**Problem:**
Comb the records below for the string "logo" and copy each line where it turns up.

**Dataset extract:**
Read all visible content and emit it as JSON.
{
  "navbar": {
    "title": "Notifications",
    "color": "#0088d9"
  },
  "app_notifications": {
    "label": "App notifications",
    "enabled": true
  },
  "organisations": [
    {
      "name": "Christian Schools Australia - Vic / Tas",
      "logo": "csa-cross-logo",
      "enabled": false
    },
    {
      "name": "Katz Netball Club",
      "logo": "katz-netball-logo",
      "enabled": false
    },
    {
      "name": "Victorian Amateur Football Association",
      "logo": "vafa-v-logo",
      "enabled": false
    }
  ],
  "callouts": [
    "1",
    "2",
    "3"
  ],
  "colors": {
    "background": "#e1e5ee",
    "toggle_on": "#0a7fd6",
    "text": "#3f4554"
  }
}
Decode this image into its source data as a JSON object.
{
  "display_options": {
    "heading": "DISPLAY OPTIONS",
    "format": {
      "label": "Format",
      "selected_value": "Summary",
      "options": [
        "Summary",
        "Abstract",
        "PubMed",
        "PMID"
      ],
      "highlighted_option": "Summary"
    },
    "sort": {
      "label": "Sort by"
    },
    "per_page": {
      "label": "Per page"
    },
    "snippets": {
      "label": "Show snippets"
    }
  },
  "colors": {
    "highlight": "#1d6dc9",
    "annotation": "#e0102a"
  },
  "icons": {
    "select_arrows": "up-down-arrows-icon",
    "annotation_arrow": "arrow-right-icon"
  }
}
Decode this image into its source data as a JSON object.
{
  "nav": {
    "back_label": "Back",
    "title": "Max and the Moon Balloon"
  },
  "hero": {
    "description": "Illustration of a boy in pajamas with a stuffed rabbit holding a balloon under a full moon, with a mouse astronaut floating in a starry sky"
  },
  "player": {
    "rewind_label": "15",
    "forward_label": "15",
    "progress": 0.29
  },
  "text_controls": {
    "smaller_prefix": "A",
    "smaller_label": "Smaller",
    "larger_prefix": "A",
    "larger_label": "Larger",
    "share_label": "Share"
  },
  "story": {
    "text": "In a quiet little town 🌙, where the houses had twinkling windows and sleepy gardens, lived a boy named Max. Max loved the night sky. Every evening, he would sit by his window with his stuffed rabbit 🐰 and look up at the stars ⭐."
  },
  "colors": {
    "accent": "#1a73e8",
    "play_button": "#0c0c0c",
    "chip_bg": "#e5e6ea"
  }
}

**Answer to the exercise:**
      "logo": "csa-cross-logo",
      "logo": "katz-netball-logo",
      "logo": "vafa-v-logo",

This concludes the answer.